____ MATERIAL

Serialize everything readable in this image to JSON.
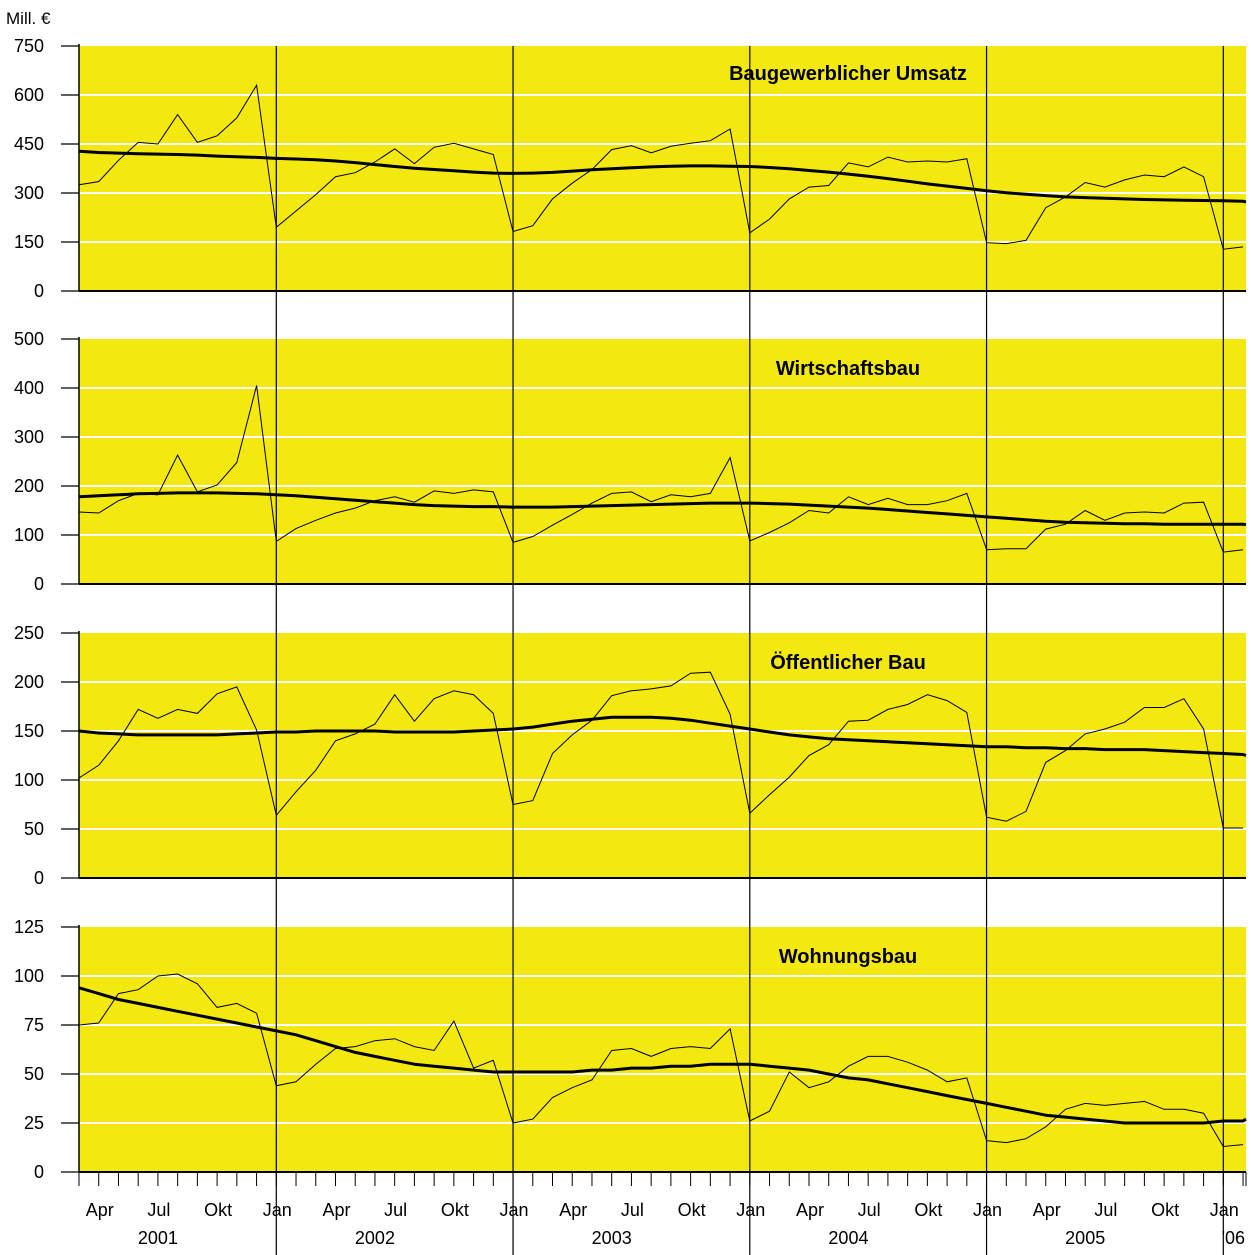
{
  "chart_data": {
    "type": "line",
    "unit_label": "Mill. €",
    "x_start": "2001-03",
    "x_end": "2006-02",
    "months": [
      "2001-03",
      "2001-04",
      "2001-05",
      "2001-06",
      "2001-07",
      "2001-08",
      "2001-09",
      "2001-10",
      "2001-11",
      "2001-12",
      "2002-01",
      "2002-02",
      "2002-03",
      "2002-04",
      "2002-05",
      "2002-06",
      "2002-07",
      "2002-08",
      "2002-09",
      "2002-10",
      "2002-11",
      "2002-12",
      "2003-01",
      "2003-02",
      "2003-03",
      "2003-04",
      "2003-05",
      "2003-06",
      "2003-07",
      "2003-08",
      "2003-09",
      "2003-10",
      "2003-11",
      "2003-12",
      "2004-01",
      "2004-02",
      "2004-03",
      "2004-04",
      "2004-05",
      "2004-06",
      "2004-07",
      "2004-08",
      "2004-09",
      "2004-10",
      "2004-11",
      "2004-12",
      "2005-01",
      "2005-02",
      "2005-03",
      "2005-04",
      "2005-05",
      "2005-06",
      "2005-07",
      "2005-08",
      "2005-09",
      "2005-10",
      "2005-11",
      "2005-12",
      "2006-01",
      "2006-02"
    ],
    "month_ticks": [
      {
        "label": "Apr",
        "month": "2001-04"
      },
      {
        "label": "Jul",
        "month": "2001-07"
      },
      {
        "label": "Okt",
        "month": "2001-10"
      },
      {
        "label": "Jan",
        "month": "2002-01"
      },
      {
        "label": "Apr",
        "month": "2002-04"
      },
      {
        "label": "Jul",
        "month": "2002-07"
      },
      {
        "label": "Okt",
        "month": "2002-10"
      },
      {
        "label": "Jan",
        "month": "2003-01"
      },
      {
        "label": "Apr",
        "month": "2003-04"
      },
      {
        "label": "Jul",
        "month": "2003-07"
      },
      {
        "label": "Okt",
        "month": "2003-10"
      },
      {
        "label": "Jan",
        "month": "2004-01"
      },
      {
        "label": "Apr",
        "month": "2004-04"
      },
      {
        "label": "Jul",
        "month": "2004-07"
      },
      {
        "label": "Okt",
        "month": "2004-10"
      },
      {
        "label": "Jan",
        "month": "2005-01"
      },
      {
        "label": "Apr",
        "month": "2005-04"
      },
      {
        "label": "Jul",
        "month": "2005-07"
      },
      {
        "label": "Okt",
        "month": "2005-10"
      },
      {
        "label": "Jan",
        "month": "2006-01"
      }
    ],
    "year_labels": [
      {
        "label": "2001",
        "month": "2001-07"
      },
      {
        "label": "2002",
        "month": "2002-06"
      },
      {
        "label": "2003",
        "month": "2003-06"
      },
      {
        "label": "2004",
        "month": "2004-06"
      },
      {
        "label": "2005",
        "month": "2005-06"
      },
      {
        "label": "'06",
        "month": "2006-01"
      }
    ],
    "year_boundaries": [
      "2002-01",
      "2003-01",
      "2004-01",
      "2005-01",
      "2006-01"
    ],
    "panels": [
      {
        "title": "Baugewerblicher Umsatz",
        "ylim": [
          0,
          750
        ],
        "yticks": [
          0,
          150,
          300,
          450,
          600,
          750
        ],
        "monthly": [
          325,
          335,
          400,
          455,
          450,
          540,
          455,
          475,
          530,
          630,
          195,
          245,
          295,
          350,
          362,
          395,
          435,
          390,
          440,
          452,
          435,
          418,
          182,
          200,
          282,
          330,
          372,
          433,
          445,
          423,
          443,
          452,
          460,
          496,
          178,
          220,
          282,
          318,
          323,
          392,
          380,
          410,
          395,
          398,
          395,
          405,
          148,
          145,
          155,
          255,
          288,
          332,
          318,
          340,
          355,
          350,
          380,
          350,
          128,
          135
        ],
        "trend": [
          428,
          424,
          422,
          420,
          419,
          418,
          416,
          413,
          411,
          409,
          406,
          404,
          402,
          398,
          393,
          387,
          381,
          376,
          372,
          368,
          364,
          361,
          360,
          361,
          363,
          367,
          371,
          374,
          377,
          380,
          382,
          383,
          383,
          382,
          381,
          378,
          374,
          369,
          364,
          358,
          351,
          344,
          336,
          328,
          321,
          314,
          307,
          301,
          296,
          292,
          288,
          286,
          284,
          282,
          280,
          279,
          278,
          277,
          276,
          275
        ],
        "trend_end": 272
      },
      {
        "title": "Wirtschaftsbau",
        "ylim": [
          0,
          500
        ],
        "yticks": [
          0,
          100,
          200,
          300,
          400,
          500
        ],
        "monthly": [
          147,
          145,
          170,
          185,
          182,
          263,
          188,
          202,
          248,
          405,
          87,
          113,
          130,
          145,
          155,
          170,
          178,
          167,
          190,
          185,
          192,
          188,
          85,
          97,
          120,
          142,
          165,
          185,
          188,
          168,
          182,
          178,
          185,
          258,
          88,
          105,
          125,
          150,
          145,
          178,
          162,
          175,
          162,
          162,
          170,
          185,
          70,
          72,
          72,
          112,
          122,
          150,
          130,
          145,
          147,
          145,
          165,
          167,
          65,
          70
        ],
        "trend": [
          178,
          180,
          182,
          184,
          185,
          186,
          186,
          186,
          185,
          184,
          182,
          180,
          177,
          174,
          171,
          168,
          165,
          162,
          160,
          159,
          158,
          158,
          157,
          157,
          157,
          158,
          159,
          160,
          161,
          162,
          163,
          164,
          165,
          165,
          165,
          164,
          163,
          161,
          159,
          157,
          155,
          152,
          149,
          146,
          143,
          140,
          137,
          134,
          131,
          128,
          126,
          125,
          124,
          123,
          123,
          122,
          122,
          122,
          122,
          122
        ],
        "trend_end": 121
      },
      {
        "title": "Öffentlicher Bau",
        "ylim": [
          0,
          250
        ],
        "yticks": [
          0,
          50,
          100,
          150,
          200,
          250
        ],
        "monthly": [
          102,
          115,
          140,
          172,
          163,
          172,
          168,
          188,
          195,
          151,
          64,
          88,
          110,
          140,
          147,
          157,
          187,
          160,
          183,
          191,
          187,
          168,
          75,
          79,
          127,
          146,
          161,
          186,
          191,
          193,
          196,
          209,
          210,
          167,
          66,
          85,
          103,
          125,
          136,
          160,
          161,
          172,
          177,
          187,
          181,
          169,
          62,
          58,
          68,
          118,
          130,
          147,
          152,
          159,
          174,
          174,
          183,
          152,
          51,
          51
        ],
        "trend": [
          150,
          148,
          147,
          146,
          146,
          146,
          146,
          146,
          147,
          148,
          149,
          149,
          150,
          150,
          150,
          150,
          149,
          149,
          149,
          149,
          150,
          151,
          152,
          154,
          157,
          160,
          162,
          164,
          164,
          164,
          163,
          161,
          158,
          155,
          152,
          149,
          146,
          144,
          142,
          141,
          140,
          139,
          138,
          137,
          136,
          135,
          134,
          134,
          133,
          133,
          132,
          132,
          131,
          131,
          131,
          130,
          129,
          128,
          127,
          126
        ],
        "trend_end": 125
      },
      {
        "title": "Wohnungsbau",
        "ylim": [
          0,
          125
        ],
        "yticks": [
          0,
          25,
          50,
          75,
          100,
          125
        ],
        "monthly": [
          75,
          76,
          91,
          93,
          100,
          101,
          96,
          84,
          86,
          81,
          44,
          46,
          55,
          63,
          64,
          67,
          68,
          64,
          62,
          77,
          53,
          57,
          25,
          27,
          38,
          43,
          47,
          62,
          63,
          59,
          63,
          64,
          63,
          73,
          26,
          31,
          51,
          43,
          46,
          54,
          59,
          59,
          56,
          52,
          46,
          48,
          16,
          15,
          17,
          23,
          32,
          35,
          34,
          35,
          36,
          32,
          32,
          30,
          13,
          14
        ],
        "trend": [
          94,
          91,
          88,
          86,
          84,
          82,
          80,
          78,
          76,
          74,
          72,
          70,
          67,
          64,
          61,
          59,
          57,
          55,
          54,
          53,
          52,
          51,
          51,
          51,
          51,
          51,
          52,
          52,
          53,
          53,
          54,
          54,
          55,
          55,
          55,
          54,
          53,
          52,
          50,
          48,
          47,
          45,
          43,
          41,
          39,
          37,
          35,
          33,
          31,
          29,
          28,
          27,
          26,
          25,
          25,
          25,
          25,
          25,
          26,
          26
        ],
        "trend_end": 27
      }
    ]
  }
}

________

Copy each line above containing the string "title".

        "title": "Baugewerblicher Umsatz",
        "title": "Wirtschaftsbau",
        "title": "Öffentlicher Bau",
        "title": "Wohnungsbau",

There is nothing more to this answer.